**Given instruction:** Return all of the entries exactly as written.

**Data to use:**
****************************************
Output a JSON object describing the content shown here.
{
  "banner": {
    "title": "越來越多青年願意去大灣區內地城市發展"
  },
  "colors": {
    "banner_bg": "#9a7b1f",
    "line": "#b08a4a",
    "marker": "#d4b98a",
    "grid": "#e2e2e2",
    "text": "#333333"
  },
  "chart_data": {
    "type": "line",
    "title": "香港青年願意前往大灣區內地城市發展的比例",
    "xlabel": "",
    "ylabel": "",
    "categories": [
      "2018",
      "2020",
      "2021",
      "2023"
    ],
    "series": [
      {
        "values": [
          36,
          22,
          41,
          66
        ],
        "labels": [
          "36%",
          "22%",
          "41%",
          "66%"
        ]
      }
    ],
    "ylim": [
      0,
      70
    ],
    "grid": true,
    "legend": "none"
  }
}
****************************************
**Reply to the task:**
Output a JSON object describing the content shown here.
{
  "banner": {
    "title": "越來越多青年願意去大灣區內地城市發展"
  },
  "colors": {
    "banner_bg": "#9a7b1f",
    "line": "#b08a4a",
    "marker": "#d4b98a",
    "grid": "#e2e2e2",
    "text": "#333333"
  },
  "chart_data": {
    "type": "line",
    "title": "香港青年願意前往大灣區內地城市發展的比例",
    "xlabel": "",
    "ylabel": "",
    "categories": [
      "2018",
      "2020",
      "2021",
      "2023"
    ],
    "series": [
      {
        "values": [
          36,
          22,
          41,
          66
        ],
        "labels": [
          "36%",
          "22%",
          "41%",
          "66%"
        ]
      }
    ],
    "ylim": [
      0,
      70
    ],
    "grid": true,
    "legend": "none"
  }
}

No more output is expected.